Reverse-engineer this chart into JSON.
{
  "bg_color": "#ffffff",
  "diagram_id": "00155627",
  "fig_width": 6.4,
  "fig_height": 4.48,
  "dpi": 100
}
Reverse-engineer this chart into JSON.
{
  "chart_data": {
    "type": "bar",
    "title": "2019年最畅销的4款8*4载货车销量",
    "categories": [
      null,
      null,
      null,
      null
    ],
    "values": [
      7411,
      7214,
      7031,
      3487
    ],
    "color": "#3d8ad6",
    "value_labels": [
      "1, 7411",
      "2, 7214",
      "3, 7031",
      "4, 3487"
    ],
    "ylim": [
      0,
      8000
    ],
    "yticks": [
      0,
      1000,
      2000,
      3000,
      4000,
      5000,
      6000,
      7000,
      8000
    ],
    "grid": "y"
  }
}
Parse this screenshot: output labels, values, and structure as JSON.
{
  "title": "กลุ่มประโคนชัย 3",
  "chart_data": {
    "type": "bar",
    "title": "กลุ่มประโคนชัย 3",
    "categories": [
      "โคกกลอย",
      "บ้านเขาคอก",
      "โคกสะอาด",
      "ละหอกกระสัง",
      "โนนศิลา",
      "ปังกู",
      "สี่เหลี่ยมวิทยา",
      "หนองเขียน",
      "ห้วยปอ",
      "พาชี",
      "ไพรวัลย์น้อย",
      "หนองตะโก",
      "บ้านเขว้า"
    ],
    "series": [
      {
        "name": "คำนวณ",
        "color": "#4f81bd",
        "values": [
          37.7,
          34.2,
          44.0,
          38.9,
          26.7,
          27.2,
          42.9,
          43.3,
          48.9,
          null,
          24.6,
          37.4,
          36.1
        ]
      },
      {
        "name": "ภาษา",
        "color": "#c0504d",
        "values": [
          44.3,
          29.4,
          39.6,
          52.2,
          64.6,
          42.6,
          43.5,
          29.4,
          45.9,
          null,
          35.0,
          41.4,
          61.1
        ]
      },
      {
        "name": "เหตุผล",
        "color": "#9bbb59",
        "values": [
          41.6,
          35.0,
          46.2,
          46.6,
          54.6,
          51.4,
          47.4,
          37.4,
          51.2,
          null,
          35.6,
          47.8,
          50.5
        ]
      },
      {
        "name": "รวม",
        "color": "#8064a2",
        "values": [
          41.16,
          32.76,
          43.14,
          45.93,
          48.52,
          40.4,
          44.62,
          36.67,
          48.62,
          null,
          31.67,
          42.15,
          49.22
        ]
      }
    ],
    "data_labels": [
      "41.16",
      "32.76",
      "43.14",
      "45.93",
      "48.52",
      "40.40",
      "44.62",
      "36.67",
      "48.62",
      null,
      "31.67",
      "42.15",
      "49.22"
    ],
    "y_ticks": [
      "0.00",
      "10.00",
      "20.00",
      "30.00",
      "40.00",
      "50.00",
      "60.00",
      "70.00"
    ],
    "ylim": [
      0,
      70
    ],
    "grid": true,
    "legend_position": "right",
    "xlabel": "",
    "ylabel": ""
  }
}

□ □ □ □

● Instructions to follow:
Copy out the material above in its entirety. Every detail must match.

● The reply:
Reverse-engineer this chart into JSON.
{
  "bg_color": "#ffffff",
  "diagram_id": "00155627",
  "fig_width": 6.4,
  "fig_height": 4.48,
  "dpi": 100
}
Reverse-engineer this chart into JSON.
{
  "chart_data": {
    "type": "bar",
    "title": "2019年最畅销的4款8*4载货车销量",
    "categories": [
      null,
      null,
      null,
      null
    ],
    "values": [
      7411,
      7214,
      7031,
      3487
    ],
    "color": "#3d8ad6",
    "value_labels": [
      "1, 7411",
      "2, 7214",
      "3, 7031",
      "4, 3487"
    ],
    "ylim": [
      0,
      8000
    ],
    "yticks": [
      0,
      1000,
      2000,
      3000,
      4000,
      5000,
      6000,
      7000,
      8000
    ],
    "grid": "y"
  }
}
Parse this screenshot: output labels, values, and structure as JSON.
{
  "title": "กลุ่มประโคนชัย 3",
  "chart_data": {
    "type": "bar",
    "title": "กลุ่มประโคนชัย 3",
    "categories": [
      "โคกกลอย",
      "บ้านเขาคอก",
      "โคกสะอาด",
      "ละหอกกระสัง",
      "โนนศิลา",
      "ปังกู",
      "สี่เหลี่ยมวิทยา",
      "หนองเขียน",
      "ห้วยปอ",
      "พาชี",
      "ไพรวัลย์น้อย",
      "หนองตะโก",
      "บ้านเขว้า"
    ],
    "series": [
      {
        "name": "คำนวณ",
        "color": "#4f81bd",
        "values": [
          37.7,
          34.2,
          44.0,
          38.9,
          26.7,
          27.2,
          42.9,
          43.3,
          48.9,
          null,
          24.6,
          37.4,
          36.1
        ]
      },
      {
        "name": "ภาษา",
        "color": "#c0504d",
        "values": [
          44.3,
          29.4,
          39.6,
          52.2,
          64.6,
          42.6,
          43.5,
          29.4,
          45.9,
          null,
          35.0,
          41.4,
          61.1
        ]
      },
      {
        "name": "เหตุผล",
        "color": "#9bbb59",
        "values": [
          41.6,
          35.0,
          46.2,
          46.6,
          54.6,
          51.4,
          47.4,
          37.4,
          51.2,
          null,
          35.6,
          47.8,
          50.5
        ]
      },
      {
        "name": "รวม",
        "color": "#8064a2",
        "values": [
          41.16,
          32.76,
          43.14,
          45.93,
          48.52,
          40.4,
          44.62,
          36.67,
          48.62,
          null,
          31.67,
          42.15,
          49.22
        ]
      }
    ],
    "data_labels": [
      "41.16",
      "32.76",
      "43.14",
      "45.93",
      "48.52",
      "40.40",
      "44.62",
      "36.67",
      "48.62",
      null,
      "31.67",
      "42.15",
      "49.22"
    ],
    "y_ticks": [
      "0.00",
      "10.00",
      "20.00",
      "30.00",
      "40.00",
      "50.00",
      "60.00",
      "70.00"
    ],
    "ylim": [
      0,
      70
    ],
    "grid": true,
    "legend_position": "right",
    "xlabel": "",
    "ylabel": ""
  }
}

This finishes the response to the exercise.